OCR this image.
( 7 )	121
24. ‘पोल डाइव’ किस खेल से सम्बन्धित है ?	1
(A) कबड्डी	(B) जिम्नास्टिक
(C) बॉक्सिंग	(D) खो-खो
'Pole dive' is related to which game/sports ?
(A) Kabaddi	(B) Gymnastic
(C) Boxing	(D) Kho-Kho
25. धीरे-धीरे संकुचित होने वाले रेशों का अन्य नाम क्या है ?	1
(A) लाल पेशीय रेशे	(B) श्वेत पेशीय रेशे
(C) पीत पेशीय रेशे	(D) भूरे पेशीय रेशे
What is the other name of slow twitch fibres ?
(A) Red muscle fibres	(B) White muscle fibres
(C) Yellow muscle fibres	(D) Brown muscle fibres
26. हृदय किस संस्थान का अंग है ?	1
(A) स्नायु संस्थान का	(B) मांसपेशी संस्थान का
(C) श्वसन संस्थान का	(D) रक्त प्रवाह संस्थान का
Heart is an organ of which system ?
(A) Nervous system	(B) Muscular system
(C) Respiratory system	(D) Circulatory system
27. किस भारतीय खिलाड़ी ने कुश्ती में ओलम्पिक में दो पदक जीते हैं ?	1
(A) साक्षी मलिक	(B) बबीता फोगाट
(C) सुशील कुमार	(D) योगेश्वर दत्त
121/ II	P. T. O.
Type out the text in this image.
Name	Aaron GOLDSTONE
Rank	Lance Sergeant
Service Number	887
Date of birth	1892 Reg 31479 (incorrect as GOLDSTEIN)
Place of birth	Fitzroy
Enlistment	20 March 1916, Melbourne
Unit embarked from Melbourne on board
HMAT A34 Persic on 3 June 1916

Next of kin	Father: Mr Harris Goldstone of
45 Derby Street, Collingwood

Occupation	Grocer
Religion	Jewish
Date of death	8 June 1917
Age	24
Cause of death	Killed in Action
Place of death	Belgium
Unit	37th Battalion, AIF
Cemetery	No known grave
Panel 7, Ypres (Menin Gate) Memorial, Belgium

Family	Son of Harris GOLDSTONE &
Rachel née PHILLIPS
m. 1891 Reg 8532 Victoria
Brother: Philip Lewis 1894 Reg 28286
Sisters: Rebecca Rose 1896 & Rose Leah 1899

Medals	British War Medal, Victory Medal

[WHAT IS NEEDED]:
Look through the entries above. Extract each line with the word "which".

[THE RESULT]:
'Pole dive' is related to which game/sports ?
Heart is an organ of which system ?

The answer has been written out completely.